Document excerpt:
++++++++++++++++++++

Customer Reviews
Beware, this is not a new book - By: M. Eden, 19 Nov 2007 
I am very much looking forward to getting stuck into this book, but I personallly feel misled by the publication date showing on Amazon & wanted to bring this to the attention of others.
I purchased this book because I was looking for something 'recent' on the topic of strategy. Whilst 2004 is not that recent, I have great respect for M Porter & so was happy that it was recent enough for my purposes.
Unfortunately, upon opening the book, I find that it is a 1980 book on strategy with a 2004 preface.
The content is still good but it kind of defeats the purpose if you are looking for some modern thoughts on & techniques relating to strategy.
Packed With Knowledge! - By: Rolf Dobelli, 17 Sep 2004 
This seminal book is a classic & ought to be read by anyone in business. Michael E. Porter's ideas on competitiveness have lost little relevance despite the fact that he first advanced them in this book in 1980. They have now become so much a part of business practice & business language that one reads the book more with a sense of recognition than a sense of discovery. His prose style is clear & straightforward, albeit somewhat plodding, & the book can tend to repeat itself. However, Porter's clarity is a welcome change from the murk you encounter in many other books on business strategy, & his repetition serves a useful pedagogical purpose. We highly recommend this excellent book. If you're in business, it's relevant.
Figure out why you buy before you buy - By: GentlemenPreferHats, 11 Jun 2004 
This is emphaticallly not a work of strategy & and not a book about strategic analysis. I can't see how this would be practical or useful in a real "hands-on" business environment, although i can see how the more shalllow CEOs may pick up on its buzzwords. Strictly speaking, this is a work of applied classical economics & as such has rigour & intellectual clarity, though some presuppositions seem a bit dodgy & some of the results aren't extended far enough. Recommended for business studies/MBA students.

++++++++++++++++++++

Stored data:
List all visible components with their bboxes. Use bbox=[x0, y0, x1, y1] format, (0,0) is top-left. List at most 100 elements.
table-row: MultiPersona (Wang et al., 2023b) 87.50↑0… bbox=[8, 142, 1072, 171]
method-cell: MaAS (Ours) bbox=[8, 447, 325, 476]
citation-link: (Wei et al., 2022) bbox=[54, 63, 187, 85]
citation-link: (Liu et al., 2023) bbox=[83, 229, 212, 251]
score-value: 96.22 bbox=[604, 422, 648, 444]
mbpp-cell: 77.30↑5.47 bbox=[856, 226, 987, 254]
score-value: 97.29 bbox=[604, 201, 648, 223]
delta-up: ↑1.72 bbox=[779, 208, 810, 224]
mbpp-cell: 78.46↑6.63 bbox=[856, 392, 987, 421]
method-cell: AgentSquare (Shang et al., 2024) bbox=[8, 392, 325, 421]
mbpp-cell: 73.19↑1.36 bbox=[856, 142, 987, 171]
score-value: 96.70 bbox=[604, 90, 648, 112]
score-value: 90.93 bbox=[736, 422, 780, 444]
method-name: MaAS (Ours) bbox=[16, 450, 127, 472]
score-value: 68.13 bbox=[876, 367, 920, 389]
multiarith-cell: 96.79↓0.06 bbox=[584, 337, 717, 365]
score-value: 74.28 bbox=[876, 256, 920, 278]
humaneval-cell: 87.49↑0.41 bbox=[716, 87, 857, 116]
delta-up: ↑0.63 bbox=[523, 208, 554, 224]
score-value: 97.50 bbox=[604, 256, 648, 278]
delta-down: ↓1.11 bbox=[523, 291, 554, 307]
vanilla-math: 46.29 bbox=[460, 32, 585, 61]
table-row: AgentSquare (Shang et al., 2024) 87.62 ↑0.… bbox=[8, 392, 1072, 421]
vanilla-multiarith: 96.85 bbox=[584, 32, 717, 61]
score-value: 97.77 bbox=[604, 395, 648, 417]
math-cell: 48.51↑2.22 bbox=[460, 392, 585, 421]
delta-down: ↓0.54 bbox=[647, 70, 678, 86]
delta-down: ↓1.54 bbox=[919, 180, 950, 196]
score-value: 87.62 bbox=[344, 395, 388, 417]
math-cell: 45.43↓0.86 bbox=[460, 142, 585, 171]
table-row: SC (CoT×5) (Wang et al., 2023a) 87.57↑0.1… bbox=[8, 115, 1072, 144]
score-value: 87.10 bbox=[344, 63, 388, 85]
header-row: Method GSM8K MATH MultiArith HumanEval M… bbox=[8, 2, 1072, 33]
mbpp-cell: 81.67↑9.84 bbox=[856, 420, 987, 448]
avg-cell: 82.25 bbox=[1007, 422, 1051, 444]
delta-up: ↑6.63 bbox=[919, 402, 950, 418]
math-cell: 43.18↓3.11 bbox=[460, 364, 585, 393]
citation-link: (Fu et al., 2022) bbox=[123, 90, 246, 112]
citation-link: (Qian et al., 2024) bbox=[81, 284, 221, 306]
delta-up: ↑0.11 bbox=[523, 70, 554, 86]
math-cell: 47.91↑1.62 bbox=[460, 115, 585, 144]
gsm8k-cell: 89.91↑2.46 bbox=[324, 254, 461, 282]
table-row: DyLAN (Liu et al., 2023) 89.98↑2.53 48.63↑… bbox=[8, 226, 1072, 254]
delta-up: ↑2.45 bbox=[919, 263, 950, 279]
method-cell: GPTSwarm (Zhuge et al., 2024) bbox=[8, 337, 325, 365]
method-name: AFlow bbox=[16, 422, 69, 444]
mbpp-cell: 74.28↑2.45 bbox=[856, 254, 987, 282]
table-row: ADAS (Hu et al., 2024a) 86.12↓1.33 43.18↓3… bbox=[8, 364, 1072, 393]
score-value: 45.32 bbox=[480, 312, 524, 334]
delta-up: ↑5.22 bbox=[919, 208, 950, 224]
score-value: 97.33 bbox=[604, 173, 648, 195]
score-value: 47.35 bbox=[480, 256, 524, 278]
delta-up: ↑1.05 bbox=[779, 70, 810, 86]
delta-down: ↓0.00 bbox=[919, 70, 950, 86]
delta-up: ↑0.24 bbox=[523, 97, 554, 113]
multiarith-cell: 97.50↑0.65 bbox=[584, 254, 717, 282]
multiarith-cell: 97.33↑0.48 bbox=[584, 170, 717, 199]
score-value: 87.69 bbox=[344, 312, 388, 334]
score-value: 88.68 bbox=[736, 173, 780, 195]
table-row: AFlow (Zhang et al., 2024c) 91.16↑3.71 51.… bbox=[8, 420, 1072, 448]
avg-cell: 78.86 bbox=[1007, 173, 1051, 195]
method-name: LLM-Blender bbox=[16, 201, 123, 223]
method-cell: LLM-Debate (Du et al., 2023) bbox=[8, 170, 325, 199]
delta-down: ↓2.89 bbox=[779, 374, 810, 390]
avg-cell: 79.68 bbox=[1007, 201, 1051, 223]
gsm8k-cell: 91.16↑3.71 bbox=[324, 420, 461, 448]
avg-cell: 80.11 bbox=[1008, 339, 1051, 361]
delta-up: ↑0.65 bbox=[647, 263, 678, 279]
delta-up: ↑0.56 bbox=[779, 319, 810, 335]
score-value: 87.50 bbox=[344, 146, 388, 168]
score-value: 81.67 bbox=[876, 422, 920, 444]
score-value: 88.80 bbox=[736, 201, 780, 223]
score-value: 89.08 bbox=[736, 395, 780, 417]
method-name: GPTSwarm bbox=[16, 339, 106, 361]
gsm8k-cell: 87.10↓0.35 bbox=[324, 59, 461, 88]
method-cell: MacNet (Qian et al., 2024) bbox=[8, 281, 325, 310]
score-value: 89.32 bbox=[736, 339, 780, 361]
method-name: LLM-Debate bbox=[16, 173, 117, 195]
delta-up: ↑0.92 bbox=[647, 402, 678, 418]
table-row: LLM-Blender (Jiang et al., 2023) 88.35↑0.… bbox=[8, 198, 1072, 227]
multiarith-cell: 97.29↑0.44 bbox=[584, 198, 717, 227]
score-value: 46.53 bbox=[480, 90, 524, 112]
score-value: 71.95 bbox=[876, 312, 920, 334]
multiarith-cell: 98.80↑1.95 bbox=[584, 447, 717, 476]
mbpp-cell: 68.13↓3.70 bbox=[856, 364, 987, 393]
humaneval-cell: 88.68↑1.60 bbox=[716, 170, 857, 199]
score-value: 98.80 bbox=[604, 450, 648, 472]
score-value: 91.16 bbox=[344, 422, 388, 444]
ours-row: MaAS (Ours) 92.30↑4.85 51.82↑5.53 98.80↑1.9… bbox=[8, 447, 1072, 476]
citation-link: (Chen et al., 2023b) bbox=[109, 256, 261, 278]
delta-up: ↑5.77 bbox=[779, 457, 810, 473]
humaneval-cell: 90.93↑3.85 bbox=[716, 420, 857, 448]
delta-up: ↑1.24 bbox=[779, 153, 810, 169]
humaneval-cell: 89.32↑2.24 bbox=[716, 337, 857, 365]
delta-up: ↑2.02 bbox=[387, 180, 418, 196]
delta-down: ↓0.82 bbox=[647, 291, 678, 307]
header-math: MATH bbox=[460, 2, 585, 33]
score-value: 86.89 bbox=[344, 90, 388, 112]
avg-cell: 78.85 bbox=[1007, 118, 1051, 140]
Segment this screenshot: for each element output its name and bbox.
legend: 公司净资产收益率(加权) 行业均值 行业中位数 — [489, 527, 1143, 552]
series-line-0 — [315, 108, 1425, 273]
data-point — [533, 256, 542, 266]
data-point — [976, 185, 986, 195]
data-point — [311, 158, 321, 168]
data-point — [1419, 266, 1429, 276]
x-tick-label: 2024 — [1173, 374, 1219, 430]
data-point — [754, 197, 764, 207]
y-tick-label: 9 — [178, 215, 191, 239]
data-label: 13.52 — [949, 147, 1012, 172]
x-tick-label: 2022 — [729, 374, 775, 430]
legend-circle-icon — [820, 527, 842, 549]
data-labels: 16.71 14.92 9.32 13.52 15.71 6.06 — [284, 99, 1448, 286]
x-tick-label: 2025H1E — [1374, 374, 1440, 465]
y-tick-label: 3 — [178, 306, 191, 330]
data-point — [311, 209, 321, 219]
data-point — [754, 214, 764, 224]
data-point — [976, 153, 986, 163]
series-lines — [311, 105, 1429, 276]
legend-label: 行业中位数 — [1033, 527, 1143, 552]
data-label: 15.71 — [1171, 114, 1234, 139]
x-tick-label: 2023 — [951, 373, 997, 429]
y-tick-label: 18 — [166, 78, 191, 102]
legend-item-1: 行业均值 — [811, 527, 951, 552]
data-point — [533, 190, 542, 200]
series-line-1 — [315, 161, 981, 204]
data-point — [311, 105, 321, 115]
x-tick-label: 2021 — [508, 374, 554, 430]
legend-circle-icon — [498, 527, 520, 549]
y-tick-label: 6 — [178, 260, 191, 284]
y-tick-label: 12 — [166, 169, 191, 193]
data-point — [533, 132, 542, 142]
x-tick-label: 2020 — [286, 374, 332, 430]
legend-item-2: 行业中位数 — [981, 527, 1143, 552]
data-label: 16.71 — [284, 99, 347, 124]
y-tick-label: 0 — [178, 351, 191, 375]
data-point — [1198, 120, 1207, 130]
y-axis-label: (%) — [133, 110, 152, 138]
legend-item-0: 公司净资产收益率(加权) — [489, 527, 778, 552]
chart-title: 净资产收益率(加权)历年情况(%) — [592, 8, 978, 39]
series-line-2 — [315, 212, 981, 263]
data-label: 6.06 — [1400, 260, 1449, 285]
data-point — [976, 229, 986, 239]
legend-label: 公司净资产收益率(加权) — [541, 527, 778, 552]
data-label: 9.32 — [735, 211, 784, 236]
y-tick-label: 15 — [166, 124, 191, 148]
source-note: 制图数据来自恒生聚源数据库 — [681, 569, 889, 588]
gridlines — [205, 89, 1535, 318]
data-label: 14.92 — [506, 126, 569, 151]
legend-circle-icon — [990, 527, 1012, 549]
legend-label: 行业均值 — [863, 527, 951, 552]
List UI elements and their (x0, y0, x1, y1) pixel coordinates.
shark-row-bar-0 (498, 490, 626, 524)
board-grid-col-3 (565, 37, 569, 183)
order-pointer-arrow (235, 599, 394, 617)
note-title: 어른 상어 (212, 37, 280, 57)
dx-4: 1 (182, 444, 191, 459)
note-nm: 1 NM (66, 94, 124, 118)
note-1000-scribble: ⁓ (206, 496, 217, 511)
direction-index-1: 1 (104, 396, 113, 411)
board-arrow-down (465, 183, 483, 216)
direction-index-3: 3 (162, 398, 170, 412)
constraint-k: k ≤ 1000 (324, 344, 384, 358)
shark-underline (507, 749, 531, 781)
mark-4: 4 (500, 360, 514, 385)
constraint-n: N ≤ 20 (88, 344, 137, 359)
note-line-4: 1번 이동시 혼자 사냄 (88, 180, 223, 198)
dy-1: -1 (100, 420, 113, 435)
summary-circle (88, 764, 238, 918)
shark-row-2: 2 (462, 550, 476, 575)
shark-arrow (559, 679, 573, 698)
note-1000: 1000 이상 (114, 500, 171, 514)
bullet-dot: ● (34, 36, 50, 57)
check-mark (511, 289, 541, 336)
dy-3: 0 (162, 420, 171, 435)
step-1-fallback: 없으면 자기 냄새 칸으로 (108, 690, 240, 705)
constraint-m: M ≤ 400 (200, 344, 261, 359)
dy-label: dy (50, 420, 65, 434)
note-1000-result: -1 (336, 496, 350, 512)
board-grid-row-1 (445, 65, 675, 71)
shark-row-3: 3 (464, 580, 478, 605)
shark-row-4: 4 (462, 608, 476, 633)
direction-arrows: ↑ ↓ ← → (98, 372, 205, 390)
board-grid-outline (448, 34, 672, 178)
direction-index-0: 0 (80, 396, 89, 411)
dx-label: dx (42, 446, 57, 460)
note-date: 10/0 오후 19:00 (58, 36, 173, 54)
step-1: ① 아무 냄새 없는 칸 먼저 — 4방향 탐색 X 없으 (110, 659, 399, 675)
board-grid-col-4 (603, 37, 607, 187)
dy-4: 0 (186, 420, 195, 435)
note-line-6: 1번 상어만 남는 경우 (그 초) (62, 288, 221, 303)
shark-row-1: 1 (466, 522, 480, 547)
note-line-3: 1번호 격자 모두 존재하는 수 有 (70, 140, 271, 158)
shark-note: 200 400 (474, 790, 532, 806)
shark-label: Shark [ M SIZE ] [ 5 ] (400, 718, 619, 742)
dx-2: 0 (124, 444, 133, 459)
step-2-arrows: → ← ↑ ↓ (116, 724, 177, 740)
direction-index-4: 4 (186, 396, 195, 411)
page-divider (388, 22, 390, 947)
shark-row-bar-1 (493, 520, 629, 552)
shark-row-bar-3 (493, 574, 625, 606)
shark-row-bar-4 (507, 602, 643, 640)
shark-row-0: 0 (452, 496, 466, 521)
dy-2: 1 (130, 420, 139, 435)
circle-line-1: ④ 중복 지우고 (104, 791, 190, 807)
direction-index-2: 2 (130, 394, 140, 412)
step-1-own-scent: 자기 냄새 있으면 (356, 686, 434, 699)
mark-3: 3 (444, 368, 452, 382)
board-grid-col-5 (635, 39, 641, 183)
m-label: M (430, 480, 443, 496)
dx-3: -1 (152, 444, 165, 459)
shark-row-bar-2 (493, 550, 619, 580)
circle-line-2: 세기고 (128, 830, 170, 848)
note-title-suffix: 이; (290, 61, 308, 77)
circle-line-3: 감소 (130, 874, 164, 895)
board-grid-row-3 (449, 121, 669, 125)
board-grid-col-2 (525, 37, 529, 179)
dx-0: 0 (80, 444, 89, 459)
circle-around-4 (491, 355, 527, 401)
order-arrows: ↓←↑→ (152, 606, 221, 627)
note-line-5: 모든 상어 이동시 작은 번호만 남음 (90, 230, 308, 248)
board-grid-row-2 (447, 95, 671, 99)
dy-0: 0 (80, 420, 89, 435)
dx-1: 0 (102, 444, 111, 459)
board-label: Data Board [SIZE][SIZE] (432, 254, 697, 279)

++++++++++++++++++++

Work to be completed:
Please extend the customer reviews of Michael E. Porter's strategy book, picking up after their last sentence. You can ignore the entries.

Result of this exercise:
How Important Are Competitors in Setting Future Strategy? - By: Donald Mitchell, 29 May 2004 
Anyone would agree that this book is the best overview of competitive strategy analysis ever written. The strength of the book is a solid outline of subjects & questions to improve your thinking, & get to be a step ahead of the competition. In highly-competitive, commodity businesses, that's usuallly what strategies focus on.
On the other hand, the rapid advances of knowledge & technology mean that the relevant benchmark is perfection, not the competitor, in defining an ideal best practice. In that world, this book has serious limitations, because the competitive dimension is often less important than the customer & user dimension these days.
Any business arena begins, as Peter Drucker so aptly put it, with the task "to create a customer." That reminder is especiallly relevant today when they are so many new ways to serve a customer's needs that no one has ever considered before. The strategic point of 'Blown to Bits' for example is that almost every business will see its vertical value chain (moving from resources through to the customer) broken apart into tiny segments each served by specialists. If you did not begin with that perspective in analyzing the impact of electronicallly-based business practices, you could easily focus on the wrong tasks using this book to create an over-broad strategy focus, rather than concentrating on just a few areas.
I suspect that the applications of Moore's Law & Metcalfe's Law need to be explicitly considered as part of the analysis that Professor Porter is recommending.
A more general weakness in this book is that it assumes that future conditions will be stable enough to draw conclusions about which conditions will be favorable, without giving enough guidance on how to deal with the increasing frequencies & degrees of volatility that we see (in areas like financial markets, commodity prices, the weather, changing customer preferences, & so forth).
Although no book that takes such a narrow focus can help but have weaknesses (like having the podiatrist not notice that you have kidney problems), if you want a good start of how to think about competitors, this is the book for you. Just be sure you keep developing yours strategy with additional dimensions after you finish using this analysis.
If you have read none of Professor Porter's works, this is the one book you should read.
Excellent book for your study - By: , 01 Feb 2004 
Most people who buy this book will do so for thier study work. I am undertaking an MBA & this has proven invaluable for the dissertation. Its great to get down to the original text & interpret the theories for yourself.
If you were considering buying this book then consider no longer. It will help you get the grades you need.